READING TEXT:
- - - - -
Comparison: Why Both Stumbled
| Root Cause | Classplus | Teachmint |
|---|---|---|
| Commoditization | ✅ Core features became free | ✅ Google Classroom did the job |
| Unit economics | ✅ Small tutors = high churn | ✅ Schools = price sensitive |
| Funding hangover | ✅ Raised at 30-40x revenue multiple | ✅ Same |
| Competition | B2C content companies (PW, Unacademy) | Government-backed free tools |
| Pivot quality | Unclear; fragmented | Hardware = different business entirely |
India B2B LMS Market Reality Check
What works
- Testpress model (bootstrapped, specific niche — coaching + exam): Profitable
- Learnyst model (SMB pricing, clear value prop): Sustainable
- EdTech infrastructure (video CDN, proctoring): Works as B2B infrastructure
What doesn't work
- Free-tier land-and-expand in price-sensitive Indian SMBs
- Horizontal platform trying to serve nano-educator, school, and corporate training together
- High-CAC sales to institutions that default to free tools
Startup Implications
Critical lessons for our product:
- Don't build a platform; build an outcome — Classplus built a platform for tutors; we must build for learner outcomes
- B2B LMS at Indian SMB scale is brutal — target learners directly (B2C) or large enterprises/institutions (B2B with budget)
- Free tier drives growth but destroys LTV — be opinionated about pricing from day one
- Google/YouTube/WhatsApp is the real competition in India, not other startups
- Hardware pivot is an admission of software failure — don't build features that can be cloned for free
Gap we can exploit: Neither Classplus nor Teachmint built for learner outcomes. Their customers are institutes and schools. The learner was secondary. An outcome-accountable, learner-first platform with transparent pricing fills the gap they left open.
- - - - -
[Stored dataset items]

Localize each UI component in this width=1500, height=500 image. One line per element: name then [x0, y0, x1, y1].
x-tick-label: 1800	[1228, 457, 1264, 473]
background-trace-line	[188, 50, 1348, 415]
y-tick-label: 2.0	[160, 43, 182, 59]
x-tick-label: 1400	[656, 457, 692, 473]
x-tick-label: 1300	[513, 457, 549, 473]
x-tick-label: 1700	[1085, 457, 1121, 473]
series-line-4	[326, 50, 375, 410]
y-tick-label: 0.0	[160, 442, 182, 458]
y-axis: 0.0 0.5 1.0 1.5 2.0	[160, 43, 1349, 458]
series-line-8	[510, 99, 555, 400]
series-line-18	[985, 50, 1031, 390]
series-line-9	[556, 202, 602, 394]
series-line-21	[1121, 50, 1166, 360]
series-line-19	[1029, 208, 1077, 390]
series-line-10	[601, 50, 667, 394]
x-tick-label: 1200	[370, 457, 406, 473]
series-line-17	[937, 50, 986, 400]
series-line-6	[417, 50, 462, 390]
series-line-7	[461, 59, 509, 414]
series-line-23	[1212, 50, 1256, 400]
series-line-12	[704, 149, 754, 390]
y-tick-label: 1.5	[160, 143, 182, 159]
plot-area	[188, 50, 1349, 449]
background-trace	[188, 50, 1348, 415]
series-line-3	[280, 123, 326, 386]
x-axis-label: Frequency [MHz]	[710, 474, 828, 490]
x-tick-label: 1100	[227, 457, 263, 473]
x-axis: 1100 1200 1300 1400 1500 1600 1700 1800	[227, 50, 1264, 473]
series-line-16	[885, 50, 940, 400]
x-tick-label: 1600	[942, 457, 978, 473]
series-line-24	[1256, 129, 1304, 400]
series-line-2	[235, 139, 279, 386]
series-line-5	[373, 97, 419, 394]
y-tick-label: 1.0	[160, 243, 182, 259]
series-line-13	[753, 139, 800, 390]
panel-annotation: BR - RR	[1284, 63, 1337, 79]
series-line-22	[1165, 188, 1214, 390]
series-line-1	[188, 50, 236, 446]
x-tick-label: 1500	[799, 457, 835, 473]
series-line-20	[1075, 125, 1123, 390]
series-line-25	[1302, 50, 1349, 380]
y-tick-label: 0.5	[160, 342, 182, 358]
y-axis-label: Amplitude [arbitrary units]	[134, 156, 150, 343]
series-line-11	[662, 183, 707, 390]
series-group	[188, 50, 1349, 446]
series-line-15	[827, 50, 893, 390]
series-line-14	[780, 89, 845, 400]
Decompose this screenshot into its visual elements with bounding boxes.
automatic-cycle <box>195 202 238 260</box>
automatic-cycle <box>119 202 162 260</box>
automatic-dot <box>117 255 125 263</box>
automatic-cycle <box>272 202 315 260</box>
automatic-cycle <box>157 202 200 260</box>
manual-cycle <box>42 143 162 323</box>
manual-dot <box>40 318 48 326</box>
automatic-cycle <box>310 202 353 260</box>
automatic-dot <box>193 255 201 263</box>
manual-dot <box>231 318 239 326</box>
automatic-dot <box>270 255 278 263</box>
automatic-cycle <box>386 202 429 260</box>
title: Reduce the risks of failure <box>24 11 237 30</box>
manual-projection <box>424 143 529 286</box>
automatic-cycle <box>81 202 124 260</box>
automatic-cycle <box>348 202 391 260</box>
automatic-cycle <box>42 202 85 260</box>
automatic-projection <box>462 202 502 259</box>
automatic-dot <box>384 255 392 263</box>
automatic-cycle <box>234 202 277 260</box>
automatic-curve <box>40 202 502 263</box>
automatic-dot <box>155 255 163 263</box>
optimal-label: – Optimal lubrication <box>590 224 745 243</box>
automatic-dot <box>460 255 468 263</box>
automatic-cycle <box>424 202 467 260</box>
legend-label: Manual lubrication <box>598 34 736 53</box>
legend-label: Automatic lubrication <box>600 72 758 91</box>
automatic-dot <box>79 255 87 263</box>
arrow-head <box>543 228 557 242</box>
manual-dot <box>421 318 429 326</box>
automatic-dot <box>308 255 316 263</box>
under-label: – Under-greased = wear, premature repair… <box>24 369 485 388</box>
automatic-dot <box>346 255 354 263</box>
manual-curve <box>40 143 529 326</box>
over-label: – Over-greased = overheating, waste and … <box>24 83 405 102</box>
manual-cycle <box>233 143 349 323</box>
- - - - -
ACTIVITIES:
A - Decide whether each statement agrees with the Classplus and Teachmint comparison, answering yes or no and quoting the words of the text that settle it. (i) Teachmint's competition is listed as government-backed free tools. (ii) The Testpress model is described as sustainable. (iii) Other startups are named as the real competition in India.
B - In the Classplus and Teachmint comparison, at what revenue multiple did Classplus raise funding?

SET OF ANSWERS:
A -
(i) Yes: "Government-backed free tools"
(ii) No: "Testpress model (bootstrapped, specific niche — coaching + exam): Profitable"
(iii) No: "Google/YouTube/WhatsApp is the real competition in India, not other startups"

B - Classplus raised at a 30-40x revenue multiple.